- **Recorded information**
* BEGIN *
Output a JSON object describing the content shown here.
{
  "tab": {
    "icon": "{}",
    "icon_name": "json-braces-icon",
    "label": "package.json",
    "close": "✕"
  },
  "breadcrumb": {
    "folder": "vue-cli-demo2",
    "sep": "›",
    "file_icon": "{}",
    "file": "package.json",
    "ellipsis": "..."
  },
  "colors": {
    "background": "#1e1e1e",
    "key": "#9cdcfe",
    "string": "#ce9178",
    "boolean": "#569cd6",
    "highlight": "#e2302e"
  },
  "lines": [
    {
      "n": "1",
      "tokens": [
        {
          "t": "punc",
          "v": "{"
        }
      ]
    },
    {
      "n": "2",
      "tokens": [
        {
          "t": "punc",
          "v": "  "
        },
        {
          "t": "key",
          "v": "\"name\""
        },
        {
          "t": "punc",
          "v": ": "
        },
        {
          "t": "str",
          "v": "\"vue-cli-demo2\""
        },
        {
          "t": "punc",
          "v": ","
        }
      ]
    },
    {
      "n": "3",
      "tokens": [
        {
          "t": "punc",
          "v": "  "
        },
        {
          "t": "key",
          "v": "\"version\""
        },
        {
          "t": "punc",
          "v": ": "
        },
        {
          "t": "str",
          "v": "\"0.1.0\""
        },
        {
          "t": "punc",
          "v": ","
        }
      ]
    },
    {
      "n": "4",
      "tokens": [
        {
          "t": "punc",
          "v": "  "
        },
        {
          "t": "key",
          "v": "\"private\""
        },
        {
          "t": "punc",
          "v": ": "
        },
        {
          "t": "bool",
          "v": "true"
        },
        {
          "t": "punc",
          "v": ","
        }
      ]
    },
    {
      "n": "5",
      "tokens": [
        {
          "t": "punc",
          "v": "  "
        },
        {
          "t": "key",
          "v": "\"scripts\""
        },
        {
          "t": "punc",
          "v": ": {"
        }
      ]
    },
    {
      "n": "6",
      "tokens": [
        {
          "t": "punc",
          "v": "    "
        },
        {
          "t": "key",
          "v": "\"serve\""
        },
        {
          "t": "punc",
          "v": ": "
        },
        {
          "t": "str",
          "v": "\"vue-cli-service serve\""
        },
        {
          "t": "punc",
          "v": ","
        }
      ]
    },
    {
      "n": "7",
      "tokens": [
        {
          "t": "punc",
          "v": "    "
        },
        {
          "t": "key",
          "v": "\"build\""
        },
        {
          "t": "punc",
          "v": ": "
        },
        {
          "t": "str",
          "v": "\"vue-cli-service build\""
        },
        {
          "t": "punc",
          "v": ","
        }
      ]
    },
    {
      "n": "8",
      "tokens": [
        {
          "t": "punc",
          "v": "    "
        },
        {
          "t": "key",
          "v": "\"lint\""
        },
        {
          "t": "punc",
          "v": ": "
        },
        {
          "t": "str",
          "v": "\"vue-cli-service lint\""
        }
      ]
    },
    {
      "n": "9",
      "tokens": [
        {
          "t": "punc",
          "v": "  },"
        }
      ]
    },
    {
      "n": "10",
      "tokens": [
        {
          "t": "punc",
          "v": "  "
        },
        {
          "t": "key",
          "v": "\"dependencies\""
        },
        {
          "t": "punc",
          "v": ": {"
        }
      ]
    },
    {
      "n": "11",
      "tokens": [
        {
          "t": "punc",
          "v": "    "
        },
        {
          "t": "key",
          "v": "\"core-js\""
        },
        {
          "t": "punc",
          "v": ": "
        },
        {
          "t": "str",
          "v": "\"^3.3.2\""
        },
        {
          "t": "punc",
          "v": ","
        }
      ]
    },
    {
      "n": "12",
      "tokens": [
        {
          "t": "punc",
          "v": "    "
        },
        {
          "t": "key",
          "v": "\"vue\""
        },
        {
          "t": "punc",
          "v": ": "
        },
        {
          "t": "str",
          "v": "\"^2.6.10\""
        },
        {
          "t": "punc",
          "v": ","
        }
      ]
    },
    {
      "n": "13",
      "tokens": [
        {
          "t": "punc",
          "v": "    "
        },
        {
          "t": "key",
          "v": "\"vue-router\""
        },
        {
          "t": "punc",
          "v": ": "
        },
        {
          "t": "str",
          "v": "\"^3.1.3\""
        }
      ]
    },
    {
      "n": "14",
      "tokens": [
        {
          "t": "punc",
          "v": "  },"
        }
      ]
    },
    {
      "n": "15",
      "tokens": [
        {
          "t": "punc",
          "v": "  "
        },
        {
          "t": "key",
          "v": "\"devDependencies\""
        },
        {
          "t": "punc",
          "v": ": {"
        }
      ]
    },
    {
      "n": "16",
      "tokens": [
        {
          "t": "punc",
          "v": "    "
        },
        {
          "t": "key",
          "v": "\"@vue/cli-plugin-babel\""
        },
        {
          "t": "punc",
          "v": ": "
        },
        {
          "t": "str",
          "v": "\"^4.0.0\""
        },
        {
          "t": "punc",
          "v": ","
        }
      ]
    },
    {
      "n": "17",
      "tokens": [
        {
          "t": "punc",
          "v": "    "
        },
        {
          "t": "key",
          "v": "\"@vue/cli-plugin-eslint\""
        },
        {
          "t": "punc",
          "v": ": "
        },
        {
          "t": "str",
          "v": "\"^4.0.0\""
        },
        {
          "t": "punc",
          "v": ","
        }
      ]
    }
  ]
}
* END *
- **Exercise brief**
Every entry should be output exactly as written, please.

- **Exercise response**
Output a JSON object describing the content shown here.
{
  "tab": {
    "icon": "{}",
    "icon_name": "json-braces-icon",
    "label": "package.json",
    "close": "✕"
  },
  "breadcrumb": {
    "folder": "vue-cli-demo2",
    "sep": "›",
    "file_icon": "{}",
    "file": "package.json",
    "ellipsis": "..."
  },
  "colors": {
    "background": "#1e1e1e",
    "key": "#9cdcfe",
    "string": "#ce9178",
    "boolean": "#569cd6",
    "highlight": "#e2302e"
  },
  "lines": [
    {
      "n": "1",
      "tokens": [
        {
          "t": "punc",
          "v": "{"
        }
      ]
    },
    {
      "n": "2",
      "tokens": [
        {
          "t": "punc",
          "v": "  "
        },
        {
          "t": "key",
          "v": "\"name\""
        },
        {
          "t": "punc",
          "v": ": "
        },
        {
          "t": "str",
          "v": "\"vue-cli-demo2\""
        },
        {
          "t": "punc",
          "v": ","
        }
      ]
    },
    {
      "n": "3",
      "tokens": [
        {
          "t": "punc",
          "v": "  "
        },
        {
          "t": "key",
          "v": "\"version\""
        },
        {
          "t": "punc",
          "v": ": "
        },
        {
          "t": "str",
          "v": "\"0.1.0\""
        },
        {
          "t": "punc",
          "v": ","
        }
      ]
    },
    {
      "n": "4",
      "tokens": [
        {
          "t": "punc",
          "v": "  "
        },
        {
          "t": "key",
          "v": "\"private\""
        },
        {
          "t": "punc",
          "v": ": "
        },
        {
          "t": "bool",
          "v": "true"
        },
        {
          "t": "punc",
          "v": ","
        }
      ]
    },
    {
      "n": "5",
      "tokens": [
        {
          "t": "punc",
          "v": "  "
        },
        {
          "t": "key",
          "v": "\"scripts\""
        },
        {
          "t": "punc",
          "v": ": {"
        }
      ]
    },
    {
      "n": "6",
      "tokens": [
        {
          "t": "punc",
          "v": "    "
        },
        {
          "t": "key",
          "v": "\"serve\""
        },
        {
          "t": "punc",
          "v": ": "
        },
        {
          "t": "str",
          "v": "\"vue-cli-service serve\""
        },
        {
          "t": "punc",
          "v": ","
        }
      ]
    },
    {
      "n": "7",
      "tokens": [
        {
          "t": "punc",
          "v": "    "
        },
        {
          "t": "key",
          "v": "\"build\""
        },
        {
          "t": "punc",
          "v": ": "
        },
        {
          "t": "str",
          "v": "\"vue-cli-service build\""
        },
        {
          "t": "punc",
          "v": ","
        }
      ]
    },
    {
      "n": "8",
      "tokens": [
        {
          "t": "punc",
          "v": "    "
        },
        {
          "t": "key",
          "v": "\"lint\""
        },
        {
          "t": "punc",
          "v": ": "
        },
        {
          "t": "str",
          "v": "\"vue-cli-service lint\""
        }
      ]
    },
    {
      "n": "9",
      "tokens": [
        {
          "t": "punc",
          "v": "  },"
        }
      ]
    },
    {
      "n": "10",
      "tokens": [
        {
          "t": "punc",
          "v": "  "
        },
        {
          "t": "key",
          "v": "\"dependencies\""
        },
        {
          "t": "punc",
          "v": ": {"
        }
      ]
    },
    {
      "n": "11",
      "tokens": [
        {
          "t": "punc",
          "v": "    "
        },
        {
          "t": "key",
          "v": "\"core-js\""
        },
        {
          "t": "punc",
          "v": ": "
        },
        {
          "t": "str",
          "v": "\"^3.3.2\""
        },
        {
          "t": "punc",
          "v": ","
        }
      ]
    },
    {
      "n": "12",
      "tokens": [
        {
          "t": "punc",
          "v": "    "
        },
        {
          "t": "key",
          "v": "\"vue\""
        },
        {
          "t": "punc",
          "v": ": "
        },
        {
          "t": "str",
          "v": "\"^2.6.10\""
        },
        {
          "t": "punc",
          "v": ","
        }
      ]
    },
    {
      "n": "13",
      "tokens": [
        {
          "t": "punc",
          "v": "    "
        },
        {
          "t": "key",
          "v": "\"vue-router\""
        },
        {
          "t": "punc",
          "v": ": "
        },
        {
          "t": "str",
          "v": "\"^3.1.3\""
        }
      ]
    },
    {
      "n": "14",
      "tokens": [
        {
          "t": "punc",
          "v": "  },"
        }
      ]
    },
    {
      "n": "15",
      "tokens": [
        {
          "t": "punc",
          "v": "  "
        },
        {
          "t": "key",
          "v": "\"devDependencies\""
        },
        {
          "t": "punc",
          "v": ": {"
        }
      ]
    },
    {
      "n": "16",
      "tokens": [
        {
          "t": "punc",
          "v": "    "
        },
        {
          "t": "key",
          "v": "\"@vue/cli-plugin-babel\""
        },
        {
          "t": "punc",
          "v": ": "
        },
        {
          "t": "str",
          "v": "\"^4.0.0\""
        },
        {
          "t": "punc",
          "v": ","
        }
      ]
    },
    {
      "n": "17",
      "tokens": [
        {
          "t": "punc",
          "v": "    "
        },
        {
          "t": "key",
          "v": "\"@vue/cli-plugin-eslint\""
        },
        {
          "t": "punc",
          "v": ": "
        },
        {
          "t": "str",
          "v": "\"^4.0.0\""
        },
        {
          "t": "punc",
          "v": ","
        }
      ]
    }
  ]
}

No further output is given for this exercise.